(Records that describe figures)
....................
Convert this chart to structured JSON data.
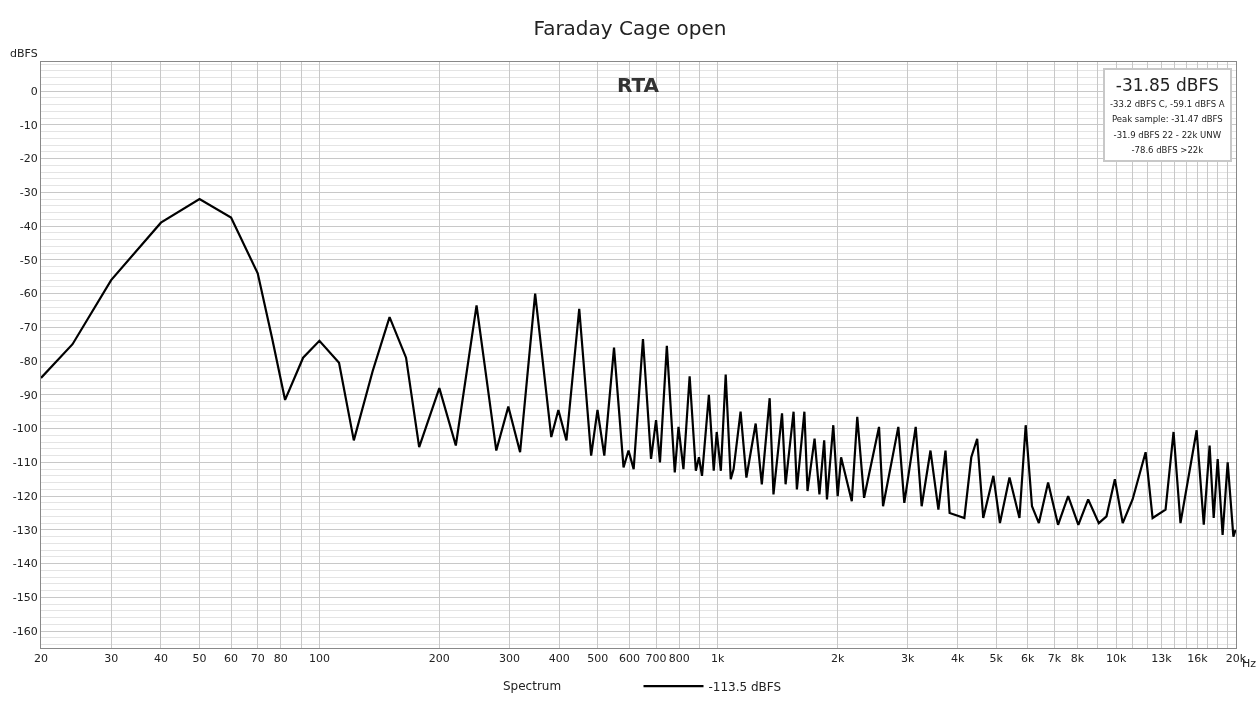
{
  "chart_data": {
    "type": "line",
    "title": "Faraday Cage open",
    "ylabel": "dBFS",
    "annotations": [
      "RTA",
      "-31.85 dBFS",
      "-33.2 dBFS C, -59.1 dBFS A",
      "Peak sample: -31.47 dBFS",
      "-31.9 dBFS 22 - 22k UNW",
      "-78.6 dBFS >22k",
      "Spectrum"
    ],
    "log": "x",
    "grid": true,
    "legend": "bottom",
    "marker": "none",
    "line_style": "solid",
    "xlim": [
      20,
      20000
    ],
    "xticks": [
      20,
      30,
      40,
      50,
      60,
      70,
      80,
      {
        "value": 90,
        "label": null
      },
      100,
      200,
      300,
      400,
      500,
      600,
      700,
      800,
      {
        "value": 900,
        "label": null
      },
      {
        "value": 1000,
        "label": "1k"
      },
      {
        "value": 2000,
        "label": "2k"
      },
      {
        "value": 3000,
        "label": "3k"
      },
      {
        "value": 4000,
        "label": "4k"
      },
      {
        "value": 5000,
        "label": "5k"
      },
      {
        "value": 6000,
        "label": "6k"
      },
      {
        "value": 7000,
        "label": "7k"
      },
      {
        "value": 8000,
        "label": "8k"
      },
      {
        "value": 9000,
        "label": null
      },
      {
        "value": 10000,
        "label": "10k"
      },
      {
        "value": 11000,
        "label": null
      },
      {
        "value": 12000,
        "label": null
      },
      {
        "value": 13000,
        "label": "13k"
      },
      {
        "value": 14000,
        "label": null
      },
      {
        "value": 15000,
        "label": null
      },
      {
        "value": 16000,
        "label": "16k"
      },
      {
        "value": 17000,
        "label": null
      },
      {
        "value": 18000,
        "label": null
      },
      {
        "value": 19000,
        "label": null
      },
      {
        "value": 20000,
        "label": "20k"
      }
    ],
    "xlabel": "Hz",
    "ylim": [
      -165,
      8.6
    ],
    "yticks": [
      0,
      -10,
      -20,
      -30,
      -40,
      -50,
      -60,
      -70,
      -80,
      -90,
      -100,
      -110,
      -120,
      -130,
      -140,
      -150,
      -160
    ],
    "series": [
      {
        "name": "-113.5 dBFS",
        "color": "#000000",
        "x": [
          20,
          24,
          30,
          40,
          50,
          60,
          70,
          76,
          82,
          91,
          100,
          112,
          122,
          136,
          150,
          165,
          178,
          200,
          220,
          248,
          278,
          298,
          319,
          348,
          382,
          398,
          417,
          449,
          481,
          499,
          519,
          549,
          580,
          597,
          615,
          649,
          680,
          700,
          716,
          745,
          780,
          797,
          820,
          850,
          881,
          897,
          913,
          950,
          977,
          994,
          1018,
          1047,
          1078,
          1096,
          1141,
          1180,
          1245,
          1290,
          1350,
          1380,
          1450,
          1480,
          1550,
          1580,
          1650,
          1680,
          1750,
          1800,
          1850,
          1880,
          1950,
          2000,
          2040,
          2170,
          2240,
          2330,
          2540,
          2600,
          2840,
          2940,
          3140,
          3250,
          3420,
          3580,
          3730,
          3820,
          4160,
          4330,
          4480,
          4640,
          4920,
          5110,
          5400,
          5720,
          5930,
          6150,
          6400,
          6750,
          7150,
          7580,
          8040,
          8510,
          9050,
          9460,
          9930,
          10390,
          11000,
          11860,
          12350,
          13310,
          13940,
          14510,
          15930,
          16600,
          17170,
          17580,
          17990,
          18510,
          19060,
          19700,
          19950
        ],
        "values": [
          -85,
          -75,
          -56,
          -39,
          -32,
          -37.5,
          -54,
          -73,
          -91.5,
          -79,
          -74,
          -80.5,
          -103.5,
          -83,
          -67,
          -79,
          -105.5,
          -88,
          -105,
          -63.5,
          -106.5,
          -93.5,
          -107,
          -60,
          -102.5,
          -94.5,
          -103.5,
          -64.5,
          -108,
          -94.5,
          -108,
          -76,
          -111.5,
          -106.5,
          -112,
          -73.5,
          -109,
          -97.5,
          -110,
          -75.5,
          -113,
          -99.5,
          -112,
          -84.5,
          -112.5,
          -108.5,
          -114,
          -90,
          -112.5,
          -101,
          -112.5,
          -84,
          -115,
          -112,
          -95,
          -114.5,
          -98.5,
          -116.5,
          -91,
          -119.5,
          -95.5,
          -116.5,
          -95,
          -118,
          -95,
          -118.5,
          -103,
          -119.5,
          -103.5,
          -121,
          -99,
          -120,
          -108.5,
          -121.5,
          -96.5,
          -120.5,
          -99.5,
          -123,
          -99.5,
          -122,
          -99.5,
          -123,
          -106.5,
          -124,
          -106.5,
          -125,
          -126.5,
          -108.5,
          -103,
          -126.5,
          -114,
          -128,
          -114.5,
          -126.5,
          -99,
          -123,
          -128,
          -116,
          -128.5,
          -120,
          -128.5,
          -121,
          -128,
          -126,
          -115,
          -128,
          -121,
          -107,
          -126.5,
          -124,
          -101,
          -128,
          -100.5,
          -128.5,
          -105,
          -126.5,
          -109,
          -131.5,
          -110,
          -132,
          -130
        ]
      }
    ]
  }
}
....................
Objective:
Restate the data above word for word. Do not include the images.

Answer to the problem:
Convert this chart to structured JSON data.
{
  "chart_data": {
    "type": "line",
    "title": "Faraday Cage open",
    "ylabel": "dBFS",
    "annotations": [
      "RTA",
      "-31.85 dBFS",
      "-33.2 dBFS C, -59.1 dBFS A",
      "Peak sample: -31.47 dBFS",
      "-31.9 dBFS 22 - 22k UNW",
      "-78.6 dBFS >22k",
      "Spectrum"
    ],
    "log": "x",
    "grid": true,
    "legend": "bottom",
    "marker": "none",
    "line_style": "solid",
    "xlim": [
      20,
      20000
    ],
    "xticks": [
      20,
      30,
      40,
      50,
      60,
      70,
      80,
      {
        "value": 90,
        "label": null
      },
      100,
      200,
      300,
      400,
      500,
      600,
      700,
      800,
      {
        "value": 900,
        "label": null
      },
      {
        "value": 1000,
        "label": "1k"
      },
      {
        "value": 2000,
        "label": "2k"
      },
      {
        "value": 3000,
        "label": "3k"
      },
      {
        "value": 4000,
        "label": "4k"
      },
      {
        "value": 5000,
        "label": "5k"
      },
      {
        "value": 6000,
        "label": "6k"
      },
      {
        "value": 7000,
        "label": "7k"
      },
      {
        "value": 8000,
        "label": "8k"
      },
      {
        "value": 9000,
        "label": null
      },
      {
        "value": 10000,
        "label": "10k"
      },
      {
        "value": 11000,
        "label": null
      },
      {
        "value": 12000,
        "label": null
      },
      {
        "value": 13000,
        "label": "13k"
      },
      {
        "value": 14000,
        "label": null
      },
      {
        "value": 15000,
        "label": null
      },
      {
        "value": 16000,
        "label": "16k"
      },
      {
        "value": 17000,
        "label": null
      },
      {
        "value": 18000,
        "label": null
      },
      {
        "value": 19000,
        "label": null
      },
      {
        "value": 20000,
        "label": "20k"
      }
    ],
    "xlabel": "Hz",
    "ylim": [
      -165,
      8.6
    ],
    "yticks": [
      0,
      -10,
      -20,
      -30,
      -40,
      -50,
      -60,
      -70,
      -80,
      -90,
      -100,
      -110,
      -120,
      -130,
      -140,
      -150,
      -160
    ],
    "series": [
      {
        "name": "-113.5 dBFS",
        "color": "#000000",
        "x": [
          20,
          24,
          30,
          40,
          50,
          60,
          70,
          76,
          82,
          91,
          100,
          112,
          122,
          136,
          150,
          165,
          178,
          200,
          220,
          248,
          278,
          298,
          319,
          348,
          382,
          398,
          417,
          449,
          481,
          499,
          519,
          549,
          580,
          597,
          615,
          649,
          680,
          700,
          716,
          745,
          780,
          797,
          820,
          850,
          881,
          897,
          913,
          950,
          977,
          994,
          1018,
          1047,
          1078,
          1096,
          1141,
          1180,
          1245,
          1290,
          1350,
          1380,
          1450,
          1480,
          1550,
          1580,
          1650,
          1680,
          1750,
          1800,
          1850,
          1880,
          1950,
          2000,
          2040,
          2170,
          2240,
          2330,
          2540,
          2600,
          2840,
          2940,
          3140,
          3250,
          3420,
          3580,
          3730,
          3820,
          4160,
          4330,
          4480,
          4640,
          4920,
          5110,
          5400,
          5720,
          5930,
          6150,
          6400,
          6750,
          7150,
          7580,
          8040,
          8510,
          9050,
          9460,
          9930,
          10390,
          11000,
          11860,
          12350,
          13310,
          13940,
          14510,
          15930,
          16600,
          17170,
          17580,
          17990,
          18510,
          19060,
          19700,
          19950
        ],
        "values": [
          -85,
          -75,
          -56,
          -39,
          -32,
          -37.5,
          -54,
          -73,
          -91.5,
          -79,
          -74,
          -80.5,
          -103.5,
          -83,
          -67,
          -79,
          -105.5,
          -88,
          -105,
          -63.5,
          -106.5,
          -93.5,
          -107,
          -60,
          -102.5,
          -94.5,
          -103.5,
          -64.5,
          -108,
          -94.5,
          -108,
          -76,
          -111.5,
          -106.5,
          -112,
          -73.5,
          -109,
          -97.5,
          -110,
          -75.5,
          -113,
          -99.5,
          -112,
          -84.5,
          -112.5,
          -108.5,
          -114,
          -90,
          -112.5,
          -101,
          -112.5,
          -84,
          -115,
          -112,
          -95,
          -114.5,
          -98.5,
          -116.5,
          -91,
          -119.5,
          -95.5,
          -116.5,
          -95,
          -118,
          -95,
          -118.5,
          -103,
          -119.5,
          -103.5,
          -121,
          -99,
          -120,
          -108.5,
          -121.5,
          -96.5,
          -120.5,
          -99.5,
          -123,
          -99.5,
          -122,
          -99.5,
          -123,
          -106.5,
          -124,
          -106.5,
          -125,
          -126.5,
          -108.5,
          -103,
          -126.5,
          -114,
          -128,
          -114.5,
          -126.5,
          -99,
          -123,
          -128,
          -116,
          -128.5,
          -120,
          -128.5,
          -121,
          -128,
          -126,
          -115,
          -128,
          -121,
          -107,
          -126.5,
          -124,
          -101,
          -128,
          -100.5,
          -128.5,
          -105,
          -126.5,
          -109,
          -131.5,
          -110,
          -132,
          -130
        ]
      }
    ]
  }
}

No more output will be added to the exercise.